• What is expected: Transcribe the lines below exactly. No image belongs in the transcription.

• Data entries:
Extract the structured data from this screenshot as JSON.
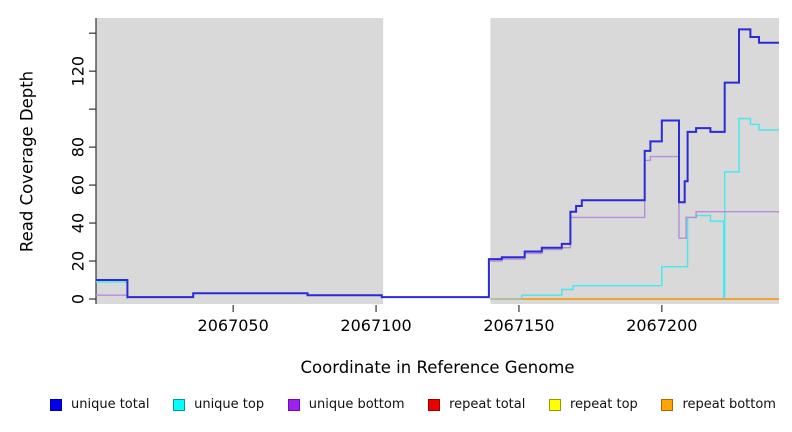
{
  "figure": {
    "xlabel": "Coordinate in Reference Genome",
    "ylabel": "Read Coverage Depth",
    "plot_bg": "#D9D9D9",
    "masked_region_color": "#FFFFFF",
    "axis_color": "#333333",
    "tick_label_color": "#000000"
  },
  "chart_data": {
    "type": "line",
    "step": true,
    "title": "",
    "xlabel": "Coordinate in Reference Genome",
    "ylabel": "Read Coverage Depth",
    "grid": false,
    "legend_position": "bottom",
    "xlim": [
      2067002,
      2067241
    ],
    "ylim": [
      0,
      148
    ],
    "x_ticks": [
      2067050,
      2067100,
      2067150,
      2067200
    ],
    "y_ticks": [
      {
        "value": 0,
        "label": "0"
      },
      {
        "value": 20,
        "label": "20"
      },
      {
        "value": 40,
        "label": "40"
      },
      {
        "value": 60,
        "label": "60"
      },
      {
        "value": 80,
        "label": "80"
      },
      {
        "value": 100,
        "label": ""
      },
      {
        "value": 120,
        "label": "120"
      },
      {
        "value": 140,
        "label": ""
      }
    ],
    "masked_region": {
      "from": 2067102.5,
      "to": 2067140
    },
    "series": [
      {
        "key": "unique_total",
        "name": "unique total",
        "color": "#0000EE",
        "border": "#00009B",
        "line_color": "#2B2BD5",
        "line_width": 2,
        "points": [
          [
            2067002,
            10
          ],
          [
            2067013,
            1
          ],
          [
            2067036,
            3
          ],
          [
            2067076,
            2
          ],
          [
            2067102,
            1
          ],
          [
            2067139.5,
            21
          ],
          [
            2067144,
            22
          ],
          [
            2067152,
            25
          ],
          [
            2067158,
            27
          ],
          [
            2067165,
            29
          ],
          [
            2067168,
            46
          ],
          [
            2067170,
            49
          ],
          [
            2067172,
            52
          ],
          [
            2067194,
            78
          ],
          [
            2067196,
            83
          ],
          [
            2067200,
            94
          ],
          [
            2067206,
            51
          ],
          [
            2067208,
            62
          ],
          [
            2067209,
            88
          ],
          [
            2067212,
            90
          ],
          [
            2067217,
            88
          ],
          [
            2067222,
            114
          ],
          [
            2067227,
            142
          ],
          [
            2067231,
            138
          ],
          [
            2067234,
            135
          ],
          [
            2067241,
            135
          ]
        ]
      },
      {
        "key": "unique_top",
        "name": "unique top",
        "color": "#00FFFF",
        "border": "#009999",
        "line_color": "#45E8F0",
        "line_width": 1.4,
        "points": [
          [
            2067002,
            9
          ],
          [
            2067013,
            0
          ],
          [
            2067102.5,
            null
          ],
          [
            2067140,
            0
          ],
          [
            2067151,
            2
          ],
          [
            2067165,
            5
          ],
          [
            2067169,
            7
          ],
          [
            2067200,
            17
          ],
          [
            2067209,
            43
          ],
          [
            2067212,
            44
          ],
          [
            2067217,
            41
          ],
          [
            2067221.6,
            0
          ],
          [
            2067222,
            67
          ],
          [
            2067227,
            95
          ],
          [
            2067231,
            92
          ],
          [
            2067234,
            89
          ],
          [
            2067241,
            89
          ]
        ]
      },
      {
        "key": "unique_bottom",
        "name": "unique bottom",
        "color": "#A020F0",
        "border": "#6A0DAD",
        "line_color": "#B78CD9",
        "line_width": 1.4,
        "points": [
          [
            2067002,
            2
          ],
          [
            2067013,
            1
          ],
          [
            2067036,
            3
          ],
          [
            2067076,
            2
          ],
          [
            2067102,
            1
          ],
          [
            2067139.5,
            20
          ],
          [
            2067144,
            21
          ],
          [
            2067152,
            24
          ],
          [
            2067158,
            26
          ],
          [
            2067165,
            27
          ],
          [
            2067168,
            43
          ],
          [
            2067194,
            73
          ],
          [
            2067196,
            75
          ],
          [
            2067206,
            32
          ],
          [
            2067208.5,
            43
          ],
          [
            2067212,
            46
          ],
          [
            2067241,
            46
          ]
        ]
      },
      {
        "key": "repeat_total",
        "name": "repeat total",
        "color": "#EE0000",
        "border": "#990000",
        "line_color": "#DD2222",
        "line_width": 1.4,
        "points": [
          [
            2067002,
            0
          ],
          [
            2067102.5,
            null
          ],
          [
            2067140,
            0
          ],
          [
            2067241,
            0
          ]
        ]
      },
      {
        "key": "repeat_top",
        "name": "repeat top",
        "color": "#FFFF00",
        "border": "#999900",
        "line_color": "#ABD69E",
        "line_width": 1.4,
        "points": [
          [
            2067002,
            0
          ],
          [
            2067102.5,
            null
          ],
          [
            2067140,
            0
          ],
          [
            2067241,
            0
          ]
        ]
      },
      {
        "key": "repeat_bottom",
        "name": "repeat bottom",
        "color": "#FFA500",
        "border": "#AA6600",
        "line_color": "#FFA318",
        "line_width": 1.6,
        "points": [
          [
            2067002,
            0
          ],
          [
            2067013,
            null
          ],
          [
            2067151,
            0
          ],
          [
            2067241,
            0
          ]
        ]
      }
    ],
    "draw_order": [
      "unique_top",
      "repeat_total",
      "repeat_top",
      "repeat_bottom",
      "unique_bottom",
      "unique_total"
    ]
  }
}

• Response:
Extract the structured data from this screenshot as JSON.
{
  "figure": {
    "xlabel": "Coordinate in Reference Genome",
    "ylabel": "Read Coverage Depth",
    "plot_bg": "#D9D9D9",
    "masked_region_color": "#FFFFFF",
    "axis_color": "#333333",
    "tick_label_color": "#000000"
  },
  "chart_data": {
    "type": "line",
    "step": true,
    "title": "",
    "xlabel": "Coordinate in Reference Genome",
    "ylabel": "Read Coverage Depth",
    "grid": false,
    "legend_position": "bottom",
    "xlim": [
      2067002,
      2067241
    ],
    "ylim": [
      0,
      148
    ],
    "x_ticks": [
      2067050,
      2067100,
      2067150,
      2067200
    ],
    "y_ticks": [
      {
        "value": 0,
        "label": "0"
      },
      {
        "value": 20,
        "label": "20"
      },
      {
        "value": 40,
        "label": "40"
      },
      {
        "value": 60,
        "label": "60"
      },
      {
        "value": 80,
        "label": "80"
      },
      {
        "value": 100,
        "label": ""
      },
      {
        "value": 120,
        "label": "120"
      },
      {
        "value": 140,
        "label": ""
      }
    ],
    "masked_region": {
      "from": 2067102.5,
      "to": 2067140
    },
    "series": [
      {
        "key": "unique_total",
        "name": "unique total",
        "color": "#0000EE",
        "border": "#00009B",
        "line_color": "#2B2BD5",
        "line_width": 2,
        "points": [
          [
            2067002,
            10
          ],
          [
            2067013,
            1
          ],
          [
            2067036,
            3
          ],
          [
            2067076,
            2
          ],
          [
            2067102,
            1
          ],
          [
            2067139.5,
            21
          ],
          [
            2067144,
            22
          ],
          [
            2067152,
            25
          ],
          [
            2067158,
            27
          ],
          [
            2067165,
            29
          ],
          [
            2067168,
            46
          ],
          [
            2067170,
            49
          ],
          [
            2067172,
            52
          ],
          [
            2067194,
            78
          ],
          [
            2067196,
            83
          ],
          [
            2067200,
            94
          ],
          [
            2067206,
            51
          ],
          [
            2067208,
            62
          ],
          [
            2067209,
            88
          ],
          [
            2067212,
            90
          ],
          [
            2067217,
            88
          ],
          [
            2067222,
            114
          ],
          [
            2067227,
            142
          ],
          [
            2067231,
            138
          ],
          [
            2067234,
            135
          ],
          [
            2067241,
            135
          ]
        ]
      },
      {
        "key": "unique_top",
        "name": "unique top",
        "color": "#00FFFF",
        "border": "#009999",
        "line_color": "#45E8F0",
        "line_width": 1.4,
        "points": [
          [
            2067002,
            9
          ],
          [
            2067013,
            0
          ],
          [
            2067102.5,
            null
          ],
          [
            2067140,
            0
          ],
          [
            2067151,
            2
          ],
          [
            2067165,
            5
          ],
          [
            2067169,
            7
          ],
          [
            2067200,
            17
          ],
          [
            2067209,
            43
          ],
          [
            2067212,
            44
          ],
          [
            2067217,
            41
          ],
          [
            2067221.6,
            0
          ],
          [
            2067222,
            67
          ],
          [
            2067227,
            95
          ],
          [
            2067231,
            92
          ],
          [
            2067234,
            89
          ],
          [
            2067241,
            89
          ]
        ]
      },
      {
        "key": "unique_bottom",
        "name": "unique bottom",
        "color": "#A020F0",
        "border": "#6A0DAD",
        "line_color": "#B78CD9",
        "line_width": 1.4,
        "points": [
          [
            2067002,
            2
          ],
          [
            2067013,
            1
          ],
          [
            2067036,
            3
          ],
          [
            2067076,
            2
          ],
          [
            2067102,
            1
          ],
          [
            2067139.5,
            20
          ],
          [
            2067144,
            21
          ],
          [
            2067152,
            24
          ],
          [
            2067158,
            26
          ],
          [
            2067165,
            27
          ],
          [
            2067168,
            43
          ],
          [
            2067194,
            73
          ],
          [
            2067196,
            75
          ],
          [
            2067206,
            32
          ],
          [
            2067208.5,
            43
          ],
          [
            2067212,
            46
          ],
          [
            2067241,
            46
          ]
        ]
      },
      {
        "key": "repeat_total",
        "name": "repeat total",
        "color": "#EE0000",
        "border": "#990000",
        "line_color": "#DD2222",
        "line_width": 1.4,
        "points": [
          [
            2067002,
            0
          ],
          [
            2067102.5,
            null
          ],
          [
            2067140,
            0
          ],
          [
            2067241,
            0
          ]
        ]
      },
      {
        "key": "repeat_top",
        "name": "repeat top",
        "color": "#FFFF00",
        "border": "#999900",
        "line_color": "#ABD69E",
        "line_width": 1.4,
        "points": [
          [
            2067002,
            0
          ],
          [
            2067102.5,
            null
          ],
          [
            2067140,
            0
          ],
          [
            2067241,
            0
          ]
        ]
      },
      {
        "key": "repeat_bottom",
        "name": "repeat bottom",
        "color": "#FFA500",
        "border": "#AA6600",
        "line_color": "#FFA318",
        "line_width": 1.6,
        "points": [
          [
            2067002,
            0
          ],
          [
            2067013,
            null
          ],
          [
            2067151,
            0
          ],
          [
            2067241,
            0
          ]
        ]
      }
    ],
    "draw_order": [
      "unique_top",
      "repeat_total",
      "repeat_top",
      "repeat_bottom",
      "unique_bottom",
      "unique_total"
    ]
  }
}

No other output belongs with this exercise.